(Task description) Return the records that follow, matching each one exactly.

(Extracted information)
+ + + + + + +

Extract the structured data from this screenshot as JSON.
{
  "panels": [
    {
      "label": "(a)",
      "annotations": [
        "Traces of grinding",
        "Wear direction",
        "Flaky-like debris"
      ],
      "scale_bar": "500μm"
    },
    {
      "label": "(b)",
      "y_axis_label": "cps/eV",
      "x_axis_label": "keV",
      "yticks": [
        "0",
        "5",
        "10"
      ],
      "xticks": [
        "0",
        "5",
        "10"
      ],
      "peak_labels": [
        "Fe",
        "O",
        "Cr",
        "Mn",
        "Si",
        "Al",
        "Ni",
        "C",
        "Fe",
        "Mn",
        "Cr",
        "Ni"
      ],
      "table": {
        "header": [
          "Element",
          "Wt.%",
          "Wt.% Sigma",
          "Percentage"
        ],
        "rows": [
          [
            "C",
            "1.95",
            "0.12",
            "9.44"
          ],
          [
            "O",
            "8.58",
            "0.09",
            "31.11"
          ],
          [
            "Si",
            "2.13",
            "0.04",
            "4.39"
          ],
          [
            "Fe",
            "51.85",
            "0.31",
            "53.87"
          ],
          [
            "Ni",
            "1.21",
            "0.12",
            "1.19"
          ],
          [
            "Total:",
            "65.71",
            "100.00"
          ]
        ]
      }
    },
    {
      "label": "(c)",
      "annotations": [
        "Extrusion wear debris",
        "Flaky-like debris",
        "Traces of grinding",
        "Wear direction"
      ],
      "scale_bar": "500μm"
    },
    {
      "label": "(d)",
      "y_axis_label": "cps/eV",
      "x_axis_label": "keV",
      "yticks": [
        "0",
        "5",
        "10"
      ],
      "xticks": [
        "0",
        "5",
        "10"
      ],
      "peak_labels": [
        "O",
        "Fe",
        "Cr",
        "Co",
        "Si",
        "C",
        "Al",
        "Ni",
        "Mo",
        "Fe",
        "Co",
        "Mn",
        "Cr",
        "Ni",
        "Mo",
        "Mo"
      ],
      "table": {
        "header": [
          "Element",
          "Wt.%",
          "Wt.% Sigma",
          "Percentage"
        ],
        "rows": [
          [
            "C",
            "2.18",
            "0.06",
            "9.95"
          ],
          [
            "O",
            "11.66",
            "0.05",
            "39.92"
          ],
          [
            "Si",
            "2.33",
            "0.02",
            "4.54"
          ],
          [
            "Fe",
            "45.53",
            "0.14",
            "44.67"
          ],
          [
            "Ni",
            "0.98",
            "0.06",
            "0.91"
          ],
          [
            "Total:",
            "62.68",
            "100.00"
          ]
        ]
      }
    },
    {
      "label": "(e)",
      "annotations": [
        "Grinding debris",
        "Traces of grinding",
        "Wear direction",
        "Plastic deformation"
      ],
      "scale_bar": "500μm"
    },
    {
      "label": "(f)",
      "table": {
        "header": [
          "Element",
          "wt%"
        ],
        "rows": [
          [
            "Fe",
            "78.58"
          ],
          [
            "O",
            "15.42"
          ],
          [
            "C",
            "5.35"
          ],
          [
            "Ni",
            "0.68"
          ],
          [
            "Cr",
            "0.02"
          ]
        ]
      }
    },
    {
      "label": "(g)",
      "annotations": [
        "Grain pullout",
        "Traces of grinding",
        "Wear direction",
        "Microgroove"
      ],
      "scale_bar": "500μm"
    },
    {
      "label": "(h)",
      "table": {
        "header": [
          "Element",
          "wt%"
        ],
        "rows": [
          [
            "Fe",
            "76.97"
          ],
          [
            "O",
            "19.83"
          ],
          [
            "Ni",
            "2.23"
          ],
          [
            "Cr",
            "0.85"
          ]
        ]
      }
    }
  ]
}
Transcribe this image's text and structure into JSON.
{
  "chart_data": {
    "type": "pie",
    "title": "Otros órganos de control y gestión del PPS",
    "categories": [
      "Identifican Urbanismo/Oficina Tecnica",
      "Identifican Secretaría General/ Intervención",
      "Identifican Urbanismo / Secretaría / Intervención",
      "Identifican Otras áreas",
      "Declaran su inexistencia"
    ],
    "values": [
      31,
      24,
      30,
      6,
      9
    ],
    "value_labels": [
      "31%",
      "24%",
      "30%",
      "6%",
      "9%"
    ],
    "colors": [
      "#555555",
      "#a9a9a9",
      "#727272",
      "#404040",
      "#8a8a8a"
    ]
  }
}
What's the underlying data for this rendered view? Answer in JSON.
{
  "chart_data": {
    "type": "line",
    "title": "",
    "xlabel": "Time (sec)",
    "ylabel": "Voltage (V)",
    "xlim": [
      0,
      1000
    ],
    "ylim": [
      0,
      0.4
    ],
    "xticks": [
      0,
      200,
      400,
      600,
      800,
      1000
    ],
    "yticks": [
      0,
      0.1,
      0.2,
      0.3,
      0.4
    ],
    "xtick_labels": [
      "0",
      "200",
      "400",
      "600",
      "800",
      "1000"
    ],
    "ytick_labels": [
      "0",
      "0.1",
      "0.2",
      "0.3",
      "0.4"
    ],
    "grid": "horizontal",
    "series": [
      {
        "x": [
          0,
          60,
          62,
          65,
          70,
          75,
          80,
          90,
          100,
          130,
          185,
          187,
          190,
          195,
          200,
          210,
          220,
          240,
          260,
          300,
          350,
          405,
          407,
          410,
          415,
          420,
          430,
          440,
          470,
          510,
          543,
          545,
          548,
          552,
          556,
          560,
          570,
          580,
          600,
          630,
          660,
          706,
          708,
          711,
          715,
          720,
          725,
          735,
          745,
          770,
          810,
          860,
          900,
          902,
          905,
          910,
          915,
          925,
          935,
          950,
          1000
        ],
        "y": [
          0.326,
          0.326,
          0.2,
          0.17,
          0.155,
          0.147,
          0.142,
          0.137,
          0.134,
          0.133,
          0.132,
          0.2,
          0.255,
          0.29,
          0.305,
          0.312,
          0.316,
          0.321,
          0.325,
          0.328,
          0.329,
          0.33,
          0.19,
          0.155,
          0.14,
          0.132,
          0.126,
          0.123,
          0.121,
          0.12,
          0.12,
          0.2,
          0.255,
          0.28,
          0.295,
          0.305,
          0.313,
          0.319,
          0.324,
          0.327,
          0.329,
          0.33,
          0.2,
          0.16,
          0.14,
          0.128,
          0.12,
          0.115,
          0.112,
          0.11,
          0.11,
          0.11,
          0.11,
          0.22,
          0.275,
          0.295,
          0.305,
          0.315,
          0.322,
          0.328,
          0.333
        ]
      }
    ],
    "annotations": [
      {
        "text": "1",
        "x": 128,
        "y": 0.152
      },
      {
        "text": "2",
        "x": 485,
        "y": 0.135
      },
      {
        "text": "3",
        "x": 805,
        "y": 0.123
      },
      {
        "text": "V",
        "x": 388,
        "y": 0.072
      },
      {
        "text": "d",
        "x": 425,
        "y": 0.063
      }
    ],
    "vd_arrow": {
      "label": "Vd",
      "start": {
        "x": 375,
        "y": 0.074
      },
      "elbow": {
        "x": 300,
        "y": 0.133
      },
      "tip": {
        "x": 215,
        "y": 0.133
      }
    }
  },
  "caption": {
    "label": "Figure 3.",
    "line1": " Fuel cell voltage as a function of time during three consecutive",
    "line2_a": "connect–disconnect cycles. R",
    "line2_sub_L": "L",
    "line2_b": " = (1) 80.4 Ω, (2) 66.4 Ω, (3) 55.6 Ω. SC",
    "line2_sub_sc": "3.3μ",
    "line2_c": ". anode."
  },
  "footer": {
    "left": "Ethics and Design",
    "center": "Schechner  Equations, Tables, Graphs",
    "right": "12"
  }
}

+ + + + + + +

(Answer to the task)
Extract the structured data from this screenshot as JSON.
{
  "panels": [
    {
      "label": "(a)",
      "annotations": [
        "Traces of grinding",
        "Wear direction",
        "Flaky-like debris"
      ],
      "scale_bar": "500μm"
    },
    {
      "label": "(b)",
      "y_axis_label": "cps/eV",
      "x_axis_label": "keV",
      "yticks": [
        "0",
        "5",
        "10"
      ],
      "xticks": [
        "0",
        "5",
        "10"
      ],
      "peak_labels": [
        "Fe",
        "O",
        "Cr",
        "Mn",
        "Si",
        "Al",
        "Ni",
        "C",
        "Fe",
        "Mn",
        "Cr",
        "Ni"
      ],
      "table": {
        "header": [
          "Element",
          "Wt.%",
          "Wt.% Sigma",
          "Percentage"
        ],
        "rows": [
          [
            "C",
            "1.95",
            "0.12",
            "9.44"
          ],
          [
            "O",
            "8.58",
            "0.09",
            "31.11"
          ],
          [
            "Si",
            "2.13",
            "0.04",
            "4.39"
          ],
          [
            "Fe",
            "51.85",
            "0.31",
            "53.87"
          ],
          [
            "Ni",
            "1.21",
            "0.12",
            "1.19"
          ],
          [
            "Total:",
            "65.71",
            "100.00"
          ]
        ]
      }
    },
    {
      "label": "(c)",
      "annotations": [
        "Extrusion wear debris",
        "Flaky-like debris",
        "Traces of grinding",
        "Wear direction"
      ],
      "scale_bar": "500μm"
    },
    {
      "label": "(d)",
      "y_axis_label": "cps/eV",
      "x_axis_label": "keV",
      "yticks": [
        "0",
        "5",
        "10"
      ],
      "xticks": [
        "0",
        "5",
        "10"
      ],
      "peak_labels": [
        "O",
        "Fe",
        "Cr",
        "Co",
        "Si",
        "C",
        "Al",
        "Ni",
        "Mo",
        "Fe",
        "Co",
        "Mn",
        "Cr",
        "Ni",
        "Mo",
        "Mo"
      ],
      "table": {
        "header": [
          "Element",
          "Wt.%",
          "Wt.% Sigma",
          "Percentage"
        ],
        "rows": [
          [
            "C",
            "2.18",
            "0.06",
            "9.95"
          ],
          [
            "O",
            "11.66",
            "0.05",
            "39.92"
          ],
          [
            "Si",
            "2.33",
            "0.02",
            "4.54"
          ],
          [
            "Fe",
            "45.53",
            "0.14",
            "44.67"
          ],
          [
            "Ni",
            "0.98",
            "0.06",
            "0.91"
          ],
          [
            "Total:",
            "62.68",
            "100.00"
          ]
        ]
      }
    },
    {
      "label": "(e)",
      "annotations": [
        "Grinding debris",
        "Traces of grinding",
        "Wear direction",
        "Plastic deformation"
      ],
      "scale_bar": "500μm"
    },
    {
      "label": "(f)",
      "table": {
        "header": [
          "Element",
          "wt%"
        ],
        "rows": [
          [
            "Fe",
            "78.58"
          ],
          [
            "O",
            "15.42"
          ],
          [
            "C",
            "5.35"
          ],
          [
            "Ni",
            "0.68"
          ],
          [
            "Cr",
            "0.02"
          ]
        ]
      }
    },
    {
      "label": "(g)",
      "annotations": [
        "Grain pullout",
        "Traces of grinding",
        "Wear direction",
        "Microgroove"
      ],
      "scale_bar": "500μm"
    },
    {
      "label": "(h)",
      "table": {
        "header": [
          "Element",
          "wt%"
        ],
        "rows": [
          [
            "Fe",
            "76.97"
          ],
          [
            "O",
            "19.83"
          ],
          [
            "Ni",
            "2.23"
          ],
          [
            "Cr",
            "0.85"
          ]
        ]
      }
    }
  ]
}
Transcribe this image's text and structure into JSON.
{
  "chart_data": {
    "type": "pie",
    "title": "Otros órganos de control y gestión del PPS",
    "categories": [
      "Identifican Urbanismo/Oficina Tecnica",
      "Identifican Secretaría General/ Intervención",
      "Identifican Urbanismo / Secretaría / Intervención",
      "Identifican Otras áreas",
      "Declaran su inexistencia"
    ],
    "values": [
      31,
      24,
      30,
      6,
      9
    ],
    "value_labels": [
      "31%",
      "24%",
      "30%",
      "6%",
      "9%"
    ],
    "colors": [
      "#555555",
      "#a9a9a9",
      "#727272",
      "#404040",
      "#8a8a8a"
    ]
  }
}
What's the underlying data for this rendered view? Answer in JSON.
{
  "chart_data": {
    "type": "line",
    "title": "",
    "xlabel": "Time (sec)",
    "ylabel": "Voltage (V)",
    "xlim": [
      0,
      1000
    ],
    "ylim": [
      0,
      0.4
    ],
    "xticks": [
      0,
      200,
      400,
      600,
      800,
      1000
    ],
    "yticks": [
      0,
      0.1,
      0.2,
      0.3,
      0.4
    ],
    "xtick_labels": [
      "0",
      "200",
      "400",
      "600",
      "800",
      "1000"
    ],
    "ytick_labels": [
      "0",
      "0.1",
      "0.2",
      "0.3",
      "0.4"
    ],
    "grid": "horizontal",
    "series": [
      {
        "x": [
          0,
          60,
          62,
          65,
          70,
          75,
          80,
          90,
          100,
          130,
          185,
          187,
          190,
          195,
          200,
          210,
          220,
          240,
          260,
          300,
          350,
          405,
          407,
          410,
          415,
          420,
          430,
          440,
          470,
          510,
          543,
          545,
          548,
          552,
          556,
          560,
          570,
          580,
          600,
          630,
          660,
          706,
          708,
          711,
          715,
          720,
          725,
          735,
          745,
          770,
          810,
          860,
          900,
          902,
          905,
          910,
          915,
          925,
          935,
          950,
          1000
        ],
        "y": [
          0.326,
          0.326,
          0.2,
          0.17,
          0.155,
          0.147,
          0.142,
          0.137,
          0.134,
          0.133,
          0.132,
          0.2,
          0.255,
          0.29,
          0.305,
          0.312,
          0.316,
          0.321,
          0.325,
          0.328,
          0.329,
          0.33,
          0.19,
          0.155,
          0.14,
          0.132,
          0.126,
          0.123,
          0.121,
          0.12,
          0.12,
          0.2,
          0.255,
          0.28,
          0.295,
          0.305,
          0.313,
          0.319,
          0.324,
          0.327,
          0.329,
          0.33,
          0.2,
          0.16,
          0.14,
          0.128,
          0.12,
          0.115,
          0.112,
          0.11,
          0.11,
          0.11,
          0.11,
          0.22,
          0.275,
          0.295,
          0.305,
          0.315,
          0.322,
          0.328,
          0.333
        ]
      }
    ],
    "annotations": [
      {
        "text": "1",
        "x": 128,
        "y": 0.152
      },
      {
        "text": "2",
        "x": 485,
        "y": 0.135
      },
      {
        "text": "3",
        "x": 805,
        "y": 0.123
      },
      {
        "text": "V",
        "x": 388,
        "y": 0.072
      },
      {
        "text": "d",
        "x": 425,
        "y": 0.063
      }
    ],
    "vd_arrow": {
      "label": "Vd",
      "start": {
        "x": 375,
        "y": 0.074
      },
      "elbow": {
        "x": 300,
        "y": 0.133
      },
      "tip": {
        "x": 215,
        "y": 0.133
      }
    }
  },
  "caption": {
    "label": "Figure 3.",
    "line1": " Fuel cell voltage as a function of time during three consecutive",
    "line2_a": "connect–disconnect cycles. R",
    "line2_sub_L": "L",
    "line2_b": " = (1) 80.4 Ω, (2) 66.4 Ω, (3) 55.6 Ω. SC",
    "line2_sub_sc": "3.3μ",
    "line2_c": ". anode."
  },
  "footer": {
    "left": "Ethics and Design",
    "center": "Schechner  Equations, Tables, Graphs",
    "right": "12"
  }
}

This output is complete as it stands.